EXTRACTED DATA
——

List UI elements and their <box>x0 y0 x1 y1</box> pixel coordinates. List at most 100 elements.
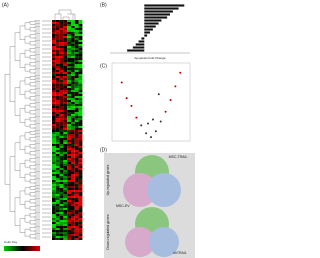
heat-cell <box>63 200 68 202</box>
heat-cell <box>55 44 60 46</box>
heat-cell <box>63 160 68 162</box>
heat-cell <box>71 148 75 150</box>
heat-cell <box>71 80 75 82</box>
heat-cell <box>52 56 56 58</box>
heat-cell <box>71 108 75 110</box>
heat-cell <box>52 190 56 192</box>
heat-cell <box>55 118 60 120</box>
branch <box>34 119 40 123</box>
heat-cell <box>74 116 79 118</box>
heat-cell <box>74 78 79 80</box>
heat-cell <box>59 130 64 132</box>
heat-cell <box>59 228 64 230</box>
heat-cell <box>78 54 83 56</box>
heat-cell <box>71 34 75 36</box>
heat-cell <box>63 162 68 164</box>
heat-cell <box>71 150 75 152</box>
heat-cell <box>67 90 71 92</box>
heat-cell <box>52 32 56 34</box>
heat-cell <box>67 78 71 80</box>
heat-cell <box>74 216 79 218</box>
heat-cell <box>67 140 71 142</box>
heat-cell <box>52 50 56 52</box>
heat-cell <box>74 180 79 182</box>
heat-cell <box>74 210 79 212</box>
point <box>140 124 143 127</box>
heat-cell <box>52 44 56 46</box>
heat-cell <box>71 40 75 42</box>
heat-cell <box>67 194 71 196</box>
heat-cell <box>59 140 64 142</box>
heat-cell <box>55 92 60 94</box>
heat-cell <box>63 180 68 182</box>
heat-cell <box>78 44 83 46</box>
branch <box>29 165 35 170</box>
heat-cell <box>74 68 79 70</box>
heat-cell <box>74 192 79 194</box>
heat-cell <box>63 106 68 108</box>
heat-cell <box>52 116 56 118</box>
heat-cell <box>78 168 83 170</box>
heat-cell <box>74 30 79 32</box>
branch <box>34 78 40 81</box>
heat-cell <box>59 86 64 88</box>
heat-cell <box>71 122 75 124</box>
heat-cell <box>67 142 71 144</box>
heat-cell <box>59 108 64 110</box>
heat-cell <box>59 34 64 36</box>
heat-cell <box>55 164 60 166</box>
point <box>125 97 128 100</box>
heat-cell <box>55 24 60 26</box>
heat-cell <box>55 172 60 174</box>
heat-cell <box>71 142 75 144</box>
heat-cell <box>74 172 79 174</box>
heat-cell <box>52 178 56 180</box>
heat-cell <box>71 152 75 154</box>
heat-cell <box>63 232 68 234</box>
heat-cell <box>71 232 75 234</box>
branch <box>29 110 35 115</box>
heat-cell <box>67 116 71 118</box>
heat-cell <box>67 122 71 124</box>
heat-cell <box>63 28 68 30</box>
heat-cell <box>74 96 79 98</box>
heat-cell <box>55 160 60 162</box>
heat-cell <box>63 46 68 48</box>
heat-cell <box>67 118 71 120</box>
branch <box>14 142 20 171</box>
heat-cell <box>52 38 56 40</box>
heat-cell <box>78 60 83 62</box>
heat-cell <box>71 216 75 218</box>
heat-cell <box>78 120 83 122</box>
heat-cell <box>78 100 83 102</box>
heat-cell <box>67 72 71 74</box>
heat-cell <box>52 150 56 152</box>
heat-cell <box>78 174 83 176</box>
branch <box>29 21 35 25</box>
branch <box>14 87 20 116</box>
heat-cell <box>78 108 83 110</box>
heat-cell <box>63 134 68 136</box>
heat-cell <box>78 236 83 238</box>
heat-cell <box>71 50 75 52</box>
heat-cell <box>63 44 68 46</box>
heat-cell <box>59 198 64 200</box>
heat-cell <box>59 214 64 216</box>
heat-cell <box>63 50 68 52</box>
heat-cell <box>52 102 56 104</box>
heat-cell <box>74 66 79 68</box>
bar <box>138 40 145 43</box>
heat-cell <box>55 216 60 218</box>
heat-cell <box>78 122 83 124</box>
heat-cell <box>52 74 56 76</box>
branch <box>34 102 40 105</box>
branch <box>34 208 40 212</box>
heat-cell <box>71 42 75 44</box>
heat-cell <box>67 76 71 78</box>
branch <box>34 188 40 191</box>
heat-cell <box>78 214 83 216</box>
heat-cell <box>67 108 71 110</box>
heat-cell <box>52 202 56 204</box>
heat-cell <box>78 178 83 180</box>
heat-cell <box>74 54 79 56</box>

——

Put all the lines above into a numbered list, leaving out any blank lines and the pictures.

EXERCISE OUTPUT
1. List UI elements and their <box>x0 y0 x1 y1</box> pixel coordinates. List at most 100 elements.
2. heat-cell <box>63 200 68 202</box>
3. heat-cell <box>55 44 60 46</box>
4. heat-cell <box>63 160 68 162</box>
5. heat-cell <box>71 148 75 150</box>
6. heat-cell <box>71 80 75 82</box>
7. heat-cell <box>52 56 56 58</box>
8. heat-cell <box>71 108 75 110</box>
9. heat-cell <box>52 190 56 192</box>
10. heat-cell <box>55 118 60 120</box>
11. branch <box>34 119 40 123</box>
12. heat-cell <box>74 116 79 118</box>
13. heat-cell <box>74 78 79 80</box>
14. heat-cell <box>59 130 64 132</box>
15. heat-cell <box>59 228 64 230</box>
16. heat-cell <box>78 54 83 56</box>
17. heat-cell <box>71 34 75 36</box>
18. heat-cell <box>63 162 68 164</box>
19. heat-cell <box>71 150 75 152</box>
20. heat-cell <box>67 90 71 92</box>
21. heat-cell <box>52 32 56 34</box>
22. heat-cell <box>67 78 71 80</box>
23. heat-cell <box>74 216 79 218</box>
24. heat-cell <box>67 140 71 142</box>
25. heat-cell <box>52 50 56 52</box>
26. heat-cell <box>74 180 79 182</box>
27. heat-cell <box>74 210 79 212</box>
28. point <box>140 124 143 127</box>
29. heat-cell <box>52 44 56 46</box>
30. heat-cell <box>71 40 75 42</box>
31. heat-cell <box>67 194 71 196</box>
32. heat-cell <box>59 140 64 142</box>
33. heat-cell <box>55 92 60 94</box>
34. heat-cell <box>63 180 68 182</box>
35. heat-cell <box>78 44 83 46</box>
36. branch <box>29 165 35 170</box>
37. heat-cell <box>74 68 79 70</box>
38. heat-cell <box>74 192 79 194</box>
39. heat-cell <box>63 106 68 108</box>
40. heat-cell <box>52 116 56 118</box>
41. heat-cell <box>78 168 83 170</box>
42. heat-cell <box>74 30 79 32</box>
43. branch <box>34 78 40 81</box>
44. heat-cell <box>59 86 64 88</box>
45. heat-cell <box>71 122 75 124</box>
46. heat-cell <box>67 142 71 144</box>
47. heat-cell <box>59 108 64 110</box>
48. heat-cell <box>59 34 64 36</box>
49. heat-cell <box>55 164 60 166</box>
50. point <box>125 97 128 100</box>
51. heat-cell <box>55 24 60 26</box>
52. heat-cell <box>55 172 60 174</box>
53. heat-cell <box>71 142 75 144</box>
54. heat-cell <box>74 172 79 174</box>
55. heat-cell <box>52 178 56 180</box>
56. heat-cell <box>71 152 75 154</box>
57. heat-cell <box>63 232 68 234</box>
58. heat-cell <box>71 232 75 234</box>
59. branch <box>29 110 35 115</box>
60. heat-cell <box>67 116 71 118</box>
61. heat-cell <box>67 122 71 124</box>
62. heat-cell <box>63 28 68 30</box>
63. heat-cell <box>74 96 79 98</box>
64. heat-cell <box>55 160 60 162</box>
65. heat-cell <box>63 46 68 48</box>
66. heat-cell <box>67 118 71 120</box>
67. branch <box>14 142 20 171</box>
68. heat-cell <box>52 38 56 40</box>
69. heat-cell <box>78 60 83 62</box>
70. heat-cell <box>71 216 75 218</box>
71. heat-cell <box>78 120 83 122</box>
72. heat-cell <box>78 100 83 102</box>
73. heat-cell <box>67 72 71 74</box>
74. heat-cell <box>52 150 56 152</box>
75. heat-cell <box>78 174 83 176</box>
76. branch <box>29 21 35 25</box>
77. branch <box>14 87 20 116</box>
78. heat-cell <box>78 108 83 110</box>
79. heat-cell <box>63 134 68 136</box>
80. heat-cell <box>78 236 83 238</box>
81. heat-cell <box>71 50 75 52</box>
82. heat-cell <box>63 44 68 46</box>
83. heat-cell <box>59 198 64 200</box>
84. heat-cell <box>59 214 64 216</box>
85. heat-cell <box>63 50 68 52</box>
86. heat-cell <box>52 102 56 104</box>
87. heat-cell <box>74 66 79 68</box>
88. bar <box>138 40 145 43</box>
89. heat-cell <box>55 216 60 218</box>
90. heat-cell <box>78 122 83 124</box>
91. heat-cell <box>52 74 56 76</box>
92. branch <box>34 102 40 105</box>
93. branch <box>34 208 40 212</box>
94. heat-cell <box>71 42 75 44</box>
95. heat-cell <box>67 76 71 78</box>
96. branch <box>34 188 40 191</box>
97. heat-cell <box>78 214 83 216</box>
98. heat-cell <box>67 108 71 110</box>
99. heat-cell <box>52 202 56 204</box>
100. heat-cell <box>78 178 83 180</box>
101. heat-cell <box>74 54 79 56</box>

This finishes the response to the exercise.